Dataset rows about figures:
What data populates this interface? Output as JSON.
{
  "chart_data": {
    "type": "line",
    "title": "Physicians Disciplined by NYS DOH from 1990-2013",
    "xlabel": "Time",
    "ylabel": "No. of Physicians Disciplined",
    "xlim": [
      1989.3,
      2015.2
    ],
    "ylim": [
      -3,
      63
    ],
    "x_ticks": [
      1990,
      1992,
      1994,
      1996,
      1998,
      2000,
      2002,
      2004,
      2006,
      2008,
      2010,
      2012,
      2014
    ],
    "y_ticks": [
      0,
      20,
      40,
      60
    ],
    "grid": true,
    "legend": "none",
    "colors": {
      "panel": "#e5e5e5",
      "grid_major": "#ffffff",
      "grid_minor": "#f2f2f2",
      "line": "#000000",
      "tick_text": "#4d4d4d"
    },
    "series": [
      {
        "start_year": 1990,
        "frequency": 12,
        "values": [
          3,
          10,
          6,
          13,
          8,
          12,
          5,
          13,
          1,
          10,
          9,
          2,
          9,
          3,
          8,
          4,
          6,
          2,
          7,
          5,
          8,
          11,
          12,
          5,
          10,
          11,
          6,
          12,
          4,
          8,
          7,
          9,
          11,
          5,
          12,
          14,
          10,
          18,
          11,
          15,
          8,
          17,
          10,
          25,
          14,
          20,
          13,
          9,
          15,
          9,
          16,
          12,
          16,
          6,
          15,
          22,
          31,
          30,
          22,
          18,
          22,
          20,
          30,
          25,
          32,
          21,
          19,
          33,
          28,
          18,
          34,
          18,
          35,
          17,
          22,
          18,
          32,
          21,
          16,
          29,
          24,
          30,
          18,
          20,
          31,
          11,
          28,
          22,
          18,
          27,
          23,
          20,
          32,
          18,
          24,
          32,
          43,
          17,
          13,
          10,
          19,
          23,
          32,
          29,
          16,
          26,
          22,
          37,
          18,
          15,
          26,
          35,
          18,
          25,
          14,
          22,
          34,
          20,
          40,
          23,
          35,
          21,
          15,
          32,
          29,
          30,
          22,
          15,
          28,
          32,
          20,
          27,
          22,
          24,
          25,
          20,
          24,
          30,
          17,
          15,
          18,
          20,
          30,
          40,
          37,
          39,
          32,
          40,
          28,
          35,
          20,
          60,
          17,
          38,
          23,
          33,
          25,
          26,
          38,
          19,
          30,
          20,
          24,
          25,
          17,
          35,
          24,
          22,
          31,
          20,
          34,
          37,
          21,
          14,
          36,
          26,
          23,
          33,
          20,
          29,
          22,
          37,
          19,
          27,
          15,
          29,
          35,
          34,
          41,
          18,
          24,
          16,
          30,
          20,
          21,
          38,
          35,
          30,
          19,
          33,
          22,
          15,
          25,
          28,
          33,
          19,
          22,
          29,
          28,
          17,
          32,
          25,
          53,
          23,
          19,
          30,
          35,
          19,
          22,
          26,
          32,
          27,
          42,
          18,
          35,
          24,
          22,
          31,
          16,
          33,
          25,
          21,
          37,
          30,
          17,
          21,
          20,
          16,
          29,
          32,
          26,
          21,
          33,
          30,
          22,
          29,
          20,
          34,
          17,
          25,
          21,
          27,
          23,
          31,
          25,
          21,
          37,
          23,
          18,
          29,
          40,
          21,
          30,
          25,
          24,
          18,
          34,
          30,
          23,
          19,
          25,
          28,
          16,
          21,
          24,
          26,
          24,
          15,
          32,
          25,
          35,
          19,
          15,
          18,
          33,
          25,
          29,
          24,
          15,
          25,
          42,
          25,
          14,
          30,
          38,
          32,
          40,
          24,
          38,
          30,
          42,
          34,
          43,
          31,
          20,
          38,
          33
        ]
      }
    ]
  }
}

• WHAT THE TASK REQUIRES
Which lines hold the word "Disciplined"? Copy each of them from the records.

• COMPLETE OUTPUT
    "title": "Physicians Disciplined by NYS DOH from 1990-2013",
    "ylabel": "No. of Physicians Disciplined",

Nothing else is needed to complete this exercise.